**RECORDS TO USE:**

>> begin

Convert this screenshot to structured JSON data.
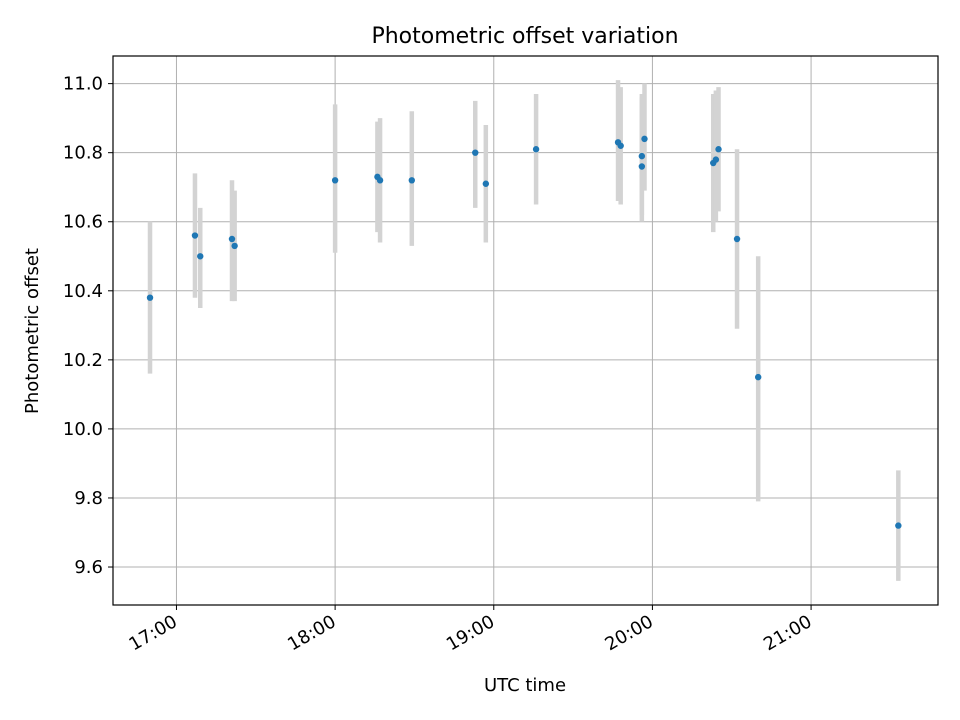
{
  "chart_data": {
    "type": "scatter",
    "title": "Photometric offset variation",
    "xlabel": "UTC time",
    "ylabel": "Photometric offset",
    "x_ticks": [
      "17:00",
      "18:00",
      "19:00",
      "20:00",
      "21:00"
    ],
    "y_ticks": [
      "9.6",
      "9.8",
      "10.0",
      "10.2",
      "10.4",
      "10.6",
      "10.8",
      "11.0"
    ],
    "xlim": [
      "16:36",
      "21:48"
    ],
    "ylim": [
      9.49,
      11.08
    ],
    "grid": true,
    "marker_color": "#1f77b4",
    "errorbar_color": "#d3d3d3",
    "points": [
      {
        "t": "16:50",
        "y": 10.38,
        "ylo": 10.16,
        "yhi": 10.6
      },
      {
        "t": "17:07",
        "y": 10.56,
        "ylo": 10.38,
        "yhi": 10.74
      },
      {
        "t": "17:09",
        "y": 10.5,
        "ylo": 10.35,
        "yhi": 10.64
      },
      {
        "t": "17:21",
        "y": 10.55,
        "ylo": 10.37,
        "yhi": 10.72
      },
      {
        "t": "17:22",
        "y": 10.53,
        "ylo": 10.37,
        "yhi": 10.69
      },
      {
        "t": "18:00",
        "y": 10.72,
        "ylo": 10.51,
        "yhi": 10.94
      },
      {
        "t": "18:16",
        "y": 10.73,
        "ylo": 10.57,
        "yhi": 10.89
      },
      {
        "t": "18:17",
        "y": 10.72,
        "ylo": 10.54,
        "yhi": 10.9
      },
      {
        "t": "18:29",
        "y": 10.72,
        "ylo": 10.53,
        "yhi": 10.92
      },
      {
        "t": "18:53",
        "y": 10.8,
        "ylo": 10.64,
        "yhi": 10.95
      },
      {
        "t": "18:57",
        "y": 10.71,
        "ylo": 10.54,
        "yhi": 10.88
      },
      {
        "t": "19:16",
        "y": 10.81,
        "ylo": 10.65,
        "yhi": 10.97
      },
      {
        "t": "19:47",
        "y": 10.83,
        "ylo": 10.66,
        "yhi": 11.01
      },
      {
        "t": "19:48",
        "y": 10.82,
        "ylo": 10.65,
        "yhi": 10.99
      },
      {
        "t": "19:56",
        "y": 10.76,
        "ylo": 10.6,
        "yhi": 10.96
      },
      {
        "t": "19:56",
        "y": 10.79,
        "ylo": 10.62,
        "yhi": 10.97
      },
      {
        "t": "19:57",
        "y": 10.84,
        "ylo": 10.69,
        "yhi": 11.0
      },
      {
        "t": "20:23",
        "y": 10.77,
        "ylo": 10.57,
        "yhi": 10.97
      },
      {
        "t": "20:24",
        "y": 10.78,
        "ylo": 10.6,
        "yhi": 10.98
      },
      {
        "t": "20:25",
        "y": 10.81,
        "ylo": 10.63,
        "yhi": 10.99
      },
      {
        "t": "20:32",
        "y": 10.55,
        "ylo": 10.29,
        "yhi": 10.81
      },
      {
        "t": "20:40",
        "y": 10.15,
        "ylo": 9.79,
        "yhi": 10.5
      },
      {
        "t": "21:33",
        "y": 9.72,
        "ylo": 9.56,
        "yhi": 9.88
      }
    ]
  }
}
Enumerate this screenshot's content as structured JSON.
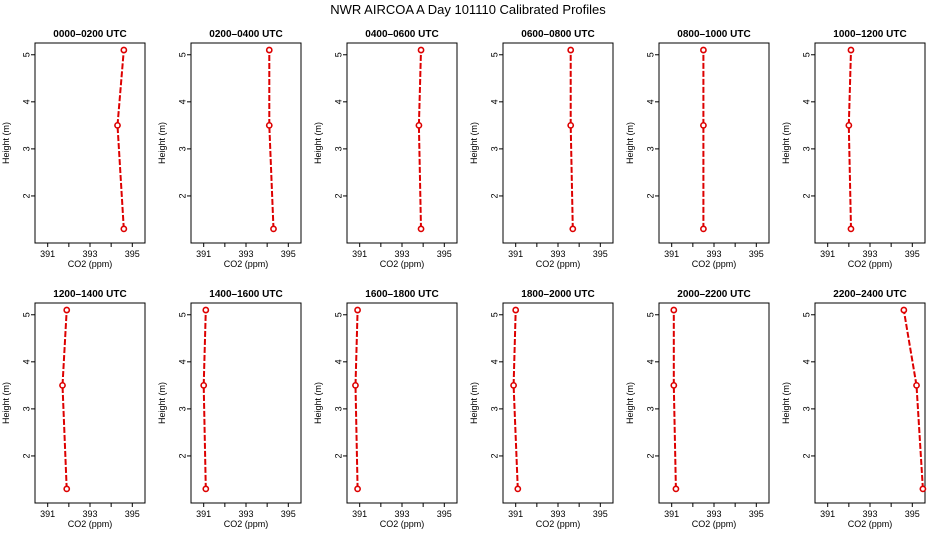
{
  "title": "NWR AIRCOA A  Day 101110  Calibrated Profiles",
  "chart_data": {
    "type": "line",
    "xlabel": "CO2 (ppm)",
    "ylabel": "Height (m)",
    "xlim": [
      390.4,
      395.6
    ],
    "ylim": [
      1.0,
      5.25
    ],
    "xticks": [
      391,
      393,
      395
    ],
    "yticks": [
      2,
      3,
      4,
      5
    ],
    "heights": [
      1.3,
      3.5,
      5.1
    ],
    "panels": [
      {
        "title": "0000–0200 UTC",
        "rows": [
          {
            "co2": 394.6,
            "h": 1.3
          },
          {
            "co2": 394.3,
            "h": 3.5
          },
          {
            "co2": 394.6,
            "h": 5.1
          }
        ]
      },
      {
        "title": "0200–0400 UTC",
        "rows": [
          {
            "co2": 394.3,
            "h": 1.3
          },
          {
            "co2": 394.1,
            "h": 3.5
          },
          {
            "co2": 394.1,
            "h": 5.1
          }
        ]
      },
      {
        "title": "0400–0600 UTC",
        "rows": [
          {
            "co2": 393.9,
            "h": 1.3
          },
          {
            "co2": 393.8,
            "h": 3.5
          },
          {
            "co2": 393.9,
            "h": 5.1
          }
        ]
      },
      {
        "title": "0600–0800 UTC",
        "rows": [
          {
            "co2": 393.7,
            "h": 1.3
          },
          {
            "co2": 393.6,
            "h": 3.5
          },
          {
            "co2": 393.6,
            "h": 5.1
          }
        ]
      },
      {
        "title": "0800–1000 UTC",
        "rows": [
          {
            "co2": 392.5,
            "h": 1.3
          },
          {
            "co2": 392.5,
            "h": 3.5
          },
          {
            "co2": 392.5,
            "h": 5.1
          }
        ]
      },
      {
        "title": "1000–1200 UTC",
        "rows": [
          {
            "co2": 392.1,
            "h": 1.3
          },
          {
            "co2": 392.0,
            "h": 3.5
          },
          {
            "co2": 392.1,
            "h": 5.1
          }
        ]
      },
      {
        "title": "1200–1400 UTC",
        "rows": [
          {
            "co2": 391.9,
            "h": 1.3
          },
          {
            "co2": 391.7,
            "h": 3.5
          },
          {
            "co2": 391.9,
            "h": 5.1
          }
        ]
      },
      {
        "title": "1400–1600 UTC",
        "rows": [
          {
            "co2": 391.1,
            "h": 1.3
          },
          {
            "co2": 391.0,
            "h": 3.5
          },
          {
            "co2": 391.1,
            "h": 5.1
          }
        ]
      },
      {
        "title": "1600–1800 UTC",
        "rows": [
          {
            "co2": 390.9,
            "h": 1.3
          },
          {
            "co2": 390.8,
            "h": 3.5
          },
          {
            "co2": 390.9,
            "h": 5.1
          }
        ]
      },
      {
        "title": "1800–2000 UTC",
        "rows": [
          {
            "co2": 391.1,
            "h": 1.3
          },
          {
            "co2": 390.9,
            "h": 3.5
          },
          {
            "co2": 391.0,
            "h": 5.1
          }
        ]
      },
      {
        "title": "2000–2200 UTC",
        "rows": [
          {
            "co2": 391.2,
            "h": 1.3
          },
          {
            "co2": 391.1,
            "h": 3.5
          },
          {
            "co2": 391.1,
            "h": 5.1
          }
        ]
      },
      {
        "title": "2200–2400 UTC",
        "rows": [
          {
            "co2": 395.5,
            "h": 1.3
          },
          {
            "co2": 395.2,
            "h": 3.5
          },
          {
            "co2": 394.6,
            "h": 5.1
          }
        ]
      }
    ]
  }
}
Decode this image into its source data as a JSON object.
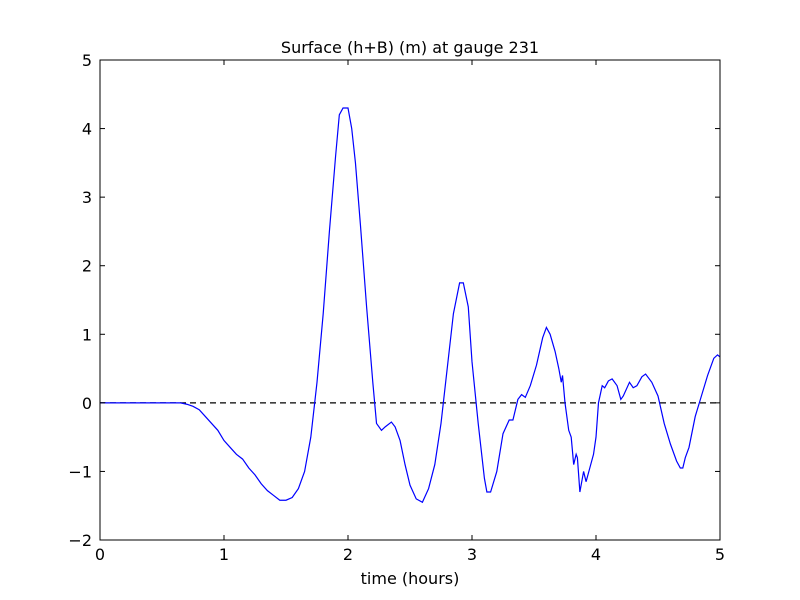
{
  "chart_data": {
    "type": "line",
    "title": "Surface (h+B) (m) at gauge 231",
    "xlabel": "time (hours)",
    "x": [
      0,
      0.5,
      0.65,
      0.7,
      0.75,
      0.8,
      0.85,
      0.9,
      0.95,
      1.0,
      1.05,
      1.1,
      1.15,
      1.2,
      1.25,
      1.3,
      1.35,
      1.4,
      1.45,
      1.5,
      1.55,
      1.6,
      1.65,
      1.7,
      1.75,
      1.8,
      1.85,
      1.9,
      1.93,
      1.96,
      2.0,
      2.03,
      2.06,
      2.1,
      2.15,
      2.2,
      2.23,
      2.27,
      2.3,
      2.35,
      2.38,
      2.42,
      2.46,
      2.5,
      2.55,
      2.6,
      2.65,
      2.7,
      2.75,
      2.8,
      2.85,
      2.9,
      2.93,
      2.97,
      3.0,
      3.05,
      3.1,
      3.12,
      3.15,
      3.2,
      3.25,
      3.3,
      3.33,
      3.37,
      3.4,
      3.43,
      3.47,
      3.52,
      3.57,
      3.6,
      3.63,
      3.67,
      3.7,
      3.72,
      3.73,
      3.75,
      3.78,
      3.8,
      3.82,
      3.84,
      3.85,
      3.87,
      3.9,
      3.92,
      3.95,
      3.98,
      4.0,
      4.02,
      4.05,
      4.07,
      4.1,
      4.13,
      4.17,
      4.2,
      4.22,
      4.27,
      4.3,
      4.33,
      4.37,
      4.4,
      4.45,
      4.5,
      4.55,
      4.6,
      4.65,
      4.68,
      4.7,
      4.72,
      4.75,
      4.8,
      4.85,
      4.9,
      4.95,
      4.98,
      5.0
    ],
    "values": [
      0,
      0,
      0,
      -0.02,
      -0.05,
      -0.1,
      -0.2,
      -0.3,
      -0.4,
      -0.55,
      -0.65,
      -0.75,
      -0.82,
      -0.95,
      -1.05,
      -1.18,
      -1.28,
      -1.35,
      -1.42,
      -1.42,
      -1.38,
      -1.25,
      -1.0,
      -0.5,
      0.3,
      1.3,
      2.5,
      3.6,
      4.2,
      4.3,
      4.3,
      4.0,
      3.5,
      2.6,
      1.4,
      0.3,
      -0.3,
      -0.4,
      -0.35,
      -0.28,
      -0.35,
      -0.55,
      -0.9,
      -1.2,
      -1.4,
      -1.45,
      -1.25,
      -0.9,
      -0.3,
      0.5,
      1.3,
      1.75,
      1.75,
      1.4,
      0.6,
      -0.3,
      -1.1,
      -1.3,
      -1.3,
      -1.0,
      -0.45,
      -0.25,
      -0.25,
      0.05,
      0.12,
      0.08,
      0.25,
      0.55,
      0.95,
      1.1,
      1.0,
      0.75,
      0.5,
      0.3,
      0.4,
      0.0,
      -0.4,
      -0.5,
      -0.9,
      -0.75,
      -0.8,
      -1.3,
      -1.0,
      -1.15,
      -0.95,
      -0.75,
      -0.5,
      0.0,
      0.25,
      0.22,
      0.32,
      0.35,
      0.25,
      0.05,
      0.1,
      0.3,
      0.22,
      0.25,
      0.38,
      0.42,
      0.3,
      0.1,
      -0.3,
      -0.6,
      -0.85,
      -0.95,
      -0.95,
      -0.8,
      -0.65,
      -0.2,
      0.1,
      0.4,
      0.65,
      0.7,
      0.67
    ],
    "color": "#0000ff",
    "reference_line": {
      "y": 0,
      "style": "dashed",
      "color": "#000000"
    },
    "xlim": [
      0,
      5
    ],
    "xticks": [
      0,
      1,
      2,
      3,
      4,
      5
    ],
    "ylim": [
      -2,
      5
    ],
    "yticks": [
      {
        "value": -2,
        "label": "−2"
      },
      {
        "value": -1,
        "label": "−1"
      },
      0,
      1,
      2,
      3,
      4,
      5
    ],
    "grid": false
  }
}
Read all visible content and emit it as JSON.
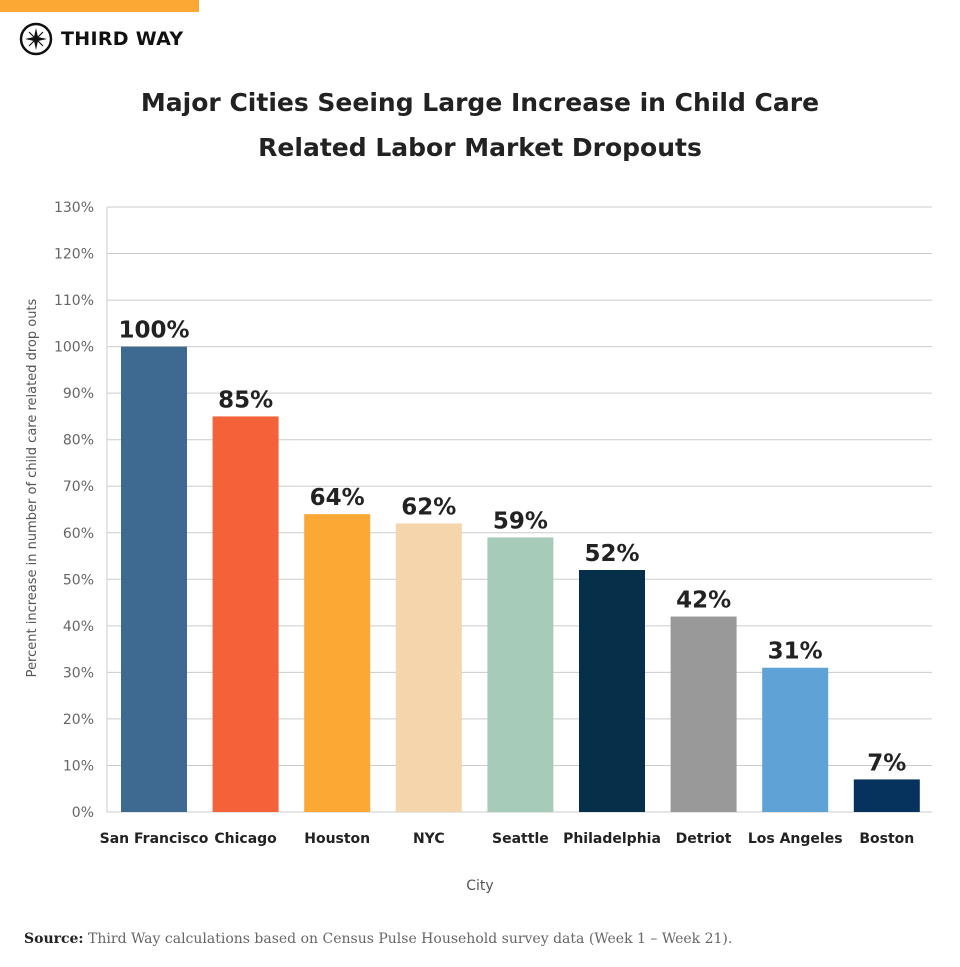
{
  "brand": {
    "name": "THIRD WAY",
    "accent": "#fba834"
  },
  "chart_data": {
    "type": "bar",
    "title_line1": "Major Cities Seeing Large Increase in Child Care",
    "title_line2": "Related Labor Market Dropouts",
    "xlabel": "City",
    "ylabel": "Percent increase in number of child care related drop outs",
    "categories": [
      "San Francisco",
      "Chicago",
      "Houston",
      "NYC",
      "Seattle",
      "Philadelphia",
      "Detriot",
      "Los Angeles",
      "Boston"
    ],
    "values": [
      100,
      85,
      64,
      62,
      59,
      52,
      42,
      31,
      7
    ],
    "data_labels": [
      "100%",
      "85%",
      "64%",
      "62%",
      "59%",
      "52%",
      "42%",
      "31%",
      "7%"
    ],
    "colors": [
      "#3e6990",
      "#f4623a",
      "#fba834",
      "#f5d5ac",
      "#a6cbb8",
      "#062f4a",
      "#999999",
      "#5fa2d6",
      "#06325e"
    ],
    "ylim": [
      0,
      130
    ],
    "yticks": [
      "0%",
      "10%",
      "20%",
      "30%",
      "40%",
      "50%",
      "60%",
      "70%",
      "80%",
      "90%",
      "100%",
      "110%",
      "120%",
      "130%"
    ],
    "grid": true
  },
  "source": {
    "label": "Source:",
    "text": " Third Way calculations based on Census Pulse Household survey data (Week 1 – Week 21)."
  }
}
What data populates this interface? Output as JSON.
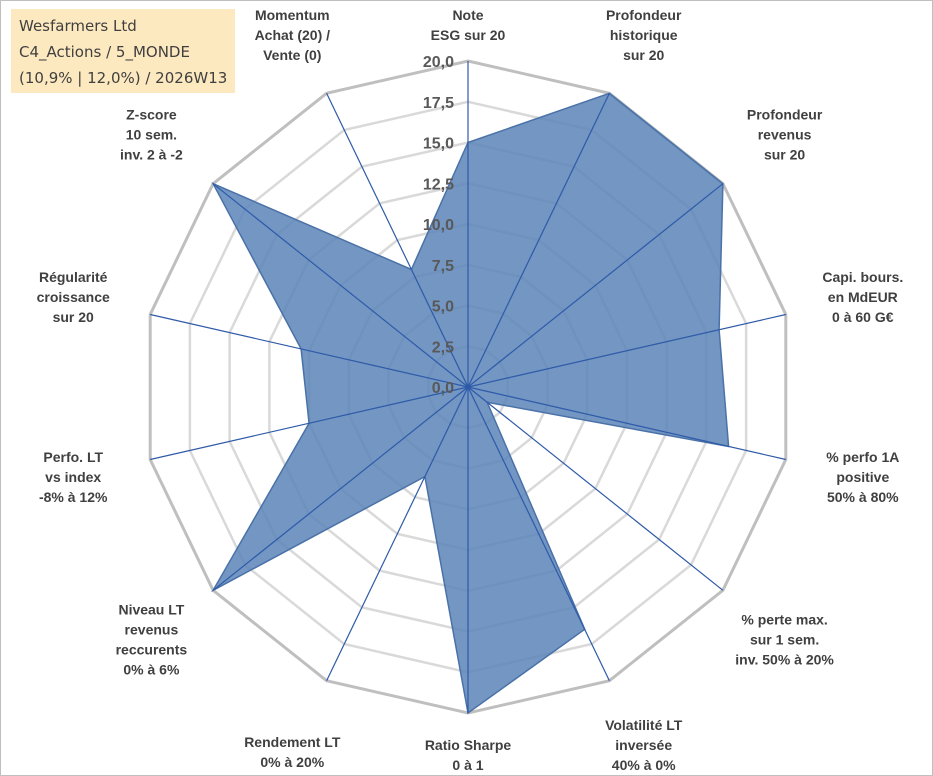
{
  "info": {
    "company": "Wesfarmers Ltd",
    "category": "C4_Actions / 5_MONDE",
    "stats": "(10,9% | 12,0%) / 2026W13"
  },
  "chart_data": {
    "type": "radar",
    "title": "",
    "rmin": 0,
    "rmax": 20,
    "ticks": [
      "0,0",
      "2,5",
      "5,0",
      "7,5",
      "10,0",
      "12,5",
      "15,0",
      "17,5",
      "20,0"
    ],
    "axes": [
      [
        "Note",
        "ESG sur 20"
      ],
      [
        "Profondeur",
        "historique",
        "sur 20"
      ],
      [
        "Profondeur",
        "revenus",
        "sur 20"
      ],
      [
        "Capi. bours.",
        "en MdEUR",
        "0 à 60 G€"
      ],
      [
        "% perfo 1A",
        "positive",
        "50% à 80%"
      ],
      [
        "% perte max.",
        "sur 1 sem.",
        "inv. 50% à 20%"
      ],
      [
        "Volatilité LT",
        "inversée",
        "40% à 0%"
      ],
      [
        "Ratio Sharpe",
        "0 à 1"
      ],
      [
        "Rendement LT",
        "0% à 20%"
      ],
      [
        "Niveau LT",
        "revenus",
        "reccurents",
        "0% à 6%"
      ],
      [
        "Perfo. LT",
        "vs index",
        "-8% à 12%"
      ],
      [
        "Régularité",
        "croissance",
        "sur 20"
      ],
      [
        "Z-score",
        "10 sem.",
        "inv. 2 à -2"
      ],
      [
        "Momentum",
        "Achat (20) /",
        "Vente (0)"
      ]
    ],
    "series": [
      {
        "name": "Wesfarmers Ltd",
        "color": "#5b84b8",
        "values": [
          15.0,
          20.0,
          20.0,
          15.8,
          16.4,
          1.5,
          16.5,
          20.0,
          6.1,
          20.0,
          10.0,
          10.5,
          20.0,
          8.0
        ]
      }
    ],
    "grid": true
  }
}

>> end

Check each line of the listing above for the string "Photometric", then report only how many lines have it.

**RESULT OF THE TASK:** 2